— start SUPPLIED DATA —
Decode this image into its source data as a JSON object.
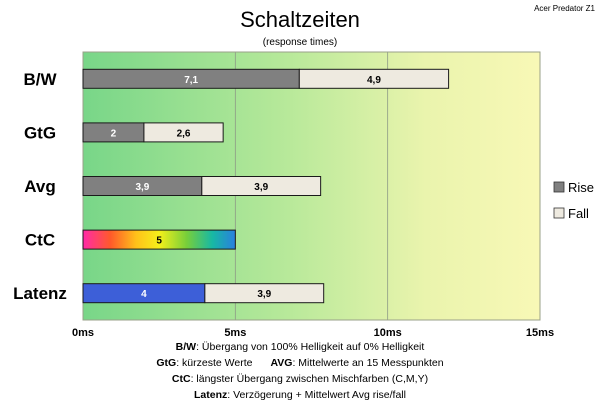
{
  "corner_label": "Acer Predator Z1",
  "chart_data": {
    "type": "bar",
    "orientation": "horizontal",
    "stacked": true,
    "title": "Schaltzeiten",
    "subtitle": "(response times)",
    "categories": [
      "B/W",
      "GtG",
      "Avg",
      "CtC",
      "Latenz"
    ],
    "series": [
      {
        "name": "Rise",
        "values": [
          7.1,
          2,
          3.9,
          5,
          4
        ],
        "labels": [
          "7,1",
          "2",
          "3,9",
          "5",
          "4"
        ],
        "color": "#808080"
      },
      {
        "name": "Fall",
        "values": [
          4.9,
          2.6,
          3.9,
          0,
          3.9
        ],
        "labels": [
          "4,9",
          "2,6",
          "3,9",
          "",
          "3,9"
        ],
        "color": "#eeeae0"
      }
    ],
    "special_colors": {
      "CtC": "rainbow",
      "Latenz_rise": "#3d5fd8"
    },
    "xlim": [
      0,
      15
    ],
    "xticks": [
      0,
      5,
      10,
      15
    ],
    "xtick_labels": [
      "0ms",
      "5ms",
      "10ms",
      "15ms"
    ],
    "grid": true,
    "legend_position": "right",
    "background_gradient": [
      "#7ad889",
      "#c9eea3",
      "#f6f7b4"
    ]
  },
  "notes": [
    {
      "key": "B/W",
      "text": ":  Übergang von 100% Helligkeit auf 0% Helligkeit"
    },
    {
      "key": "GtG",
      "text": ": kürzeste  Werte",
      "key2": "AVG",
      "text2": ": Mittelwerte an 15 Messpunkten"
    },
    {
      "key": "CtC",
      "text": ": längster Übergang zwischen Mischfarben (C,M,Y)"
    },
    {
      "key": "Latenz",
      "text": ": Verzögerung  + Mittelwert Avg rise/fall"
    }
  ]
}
— end SUPPLIED DATA —
— start SUPPLIED DATA —
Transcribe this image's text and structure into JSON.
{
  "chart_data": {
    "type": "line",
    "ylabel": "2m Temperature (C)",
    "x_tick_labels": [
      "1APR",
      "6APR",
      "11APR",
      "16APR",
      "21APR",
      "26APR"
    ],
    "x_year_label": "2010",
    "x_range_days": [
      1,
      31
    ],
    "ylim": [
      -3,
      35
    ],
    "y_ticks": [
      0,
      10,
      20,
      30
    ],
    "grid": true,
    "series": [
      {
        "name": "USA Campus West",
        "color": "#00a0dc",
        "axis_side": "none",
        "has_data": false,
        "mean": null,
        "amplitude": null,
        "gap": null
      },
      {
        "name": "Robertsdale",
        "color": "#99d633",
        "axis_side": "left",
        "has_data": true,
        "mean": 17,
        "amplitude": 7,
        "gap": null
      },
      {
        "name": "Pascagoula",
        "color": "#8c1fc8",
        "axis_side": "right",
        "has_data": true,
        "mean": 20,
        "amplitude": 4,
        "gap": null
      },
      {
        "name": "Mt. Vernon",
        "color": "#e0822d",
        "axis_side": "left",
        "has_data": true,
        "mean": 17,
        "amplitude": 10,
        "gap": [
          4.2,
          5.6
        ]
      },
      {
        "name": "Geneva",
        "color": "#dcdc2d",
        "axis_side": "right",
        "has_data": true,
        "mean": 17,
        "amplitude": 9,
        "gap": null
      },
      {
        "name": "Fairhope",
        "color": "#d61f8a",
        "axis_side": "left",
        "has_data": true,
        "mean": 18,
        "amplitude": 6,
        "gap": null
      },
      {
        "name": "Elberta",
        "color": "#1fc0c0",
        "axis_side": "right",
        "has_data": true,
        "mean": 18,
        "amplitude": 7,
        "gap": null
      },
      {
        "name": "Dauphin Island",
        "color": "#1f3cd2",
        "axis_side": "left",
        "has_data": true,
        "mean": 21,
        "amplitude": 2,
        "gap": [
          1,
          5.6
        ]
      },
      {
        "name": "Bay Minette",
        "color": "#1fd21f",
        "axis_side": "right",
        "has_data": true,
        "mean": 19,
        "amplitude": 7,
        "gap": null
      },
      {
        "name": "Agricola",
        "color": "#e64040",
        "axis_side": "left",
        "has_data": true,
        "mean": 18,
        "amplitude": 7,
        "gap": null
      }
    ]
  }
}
— end SUPPLIED DATA —
WHAT THIS TASK INVOLVES: Copy each line of the data above that holds "JSON".

REPLY:
Decode this image into its source data as a JSON object.
Transcribe this image's text and structure into JSON.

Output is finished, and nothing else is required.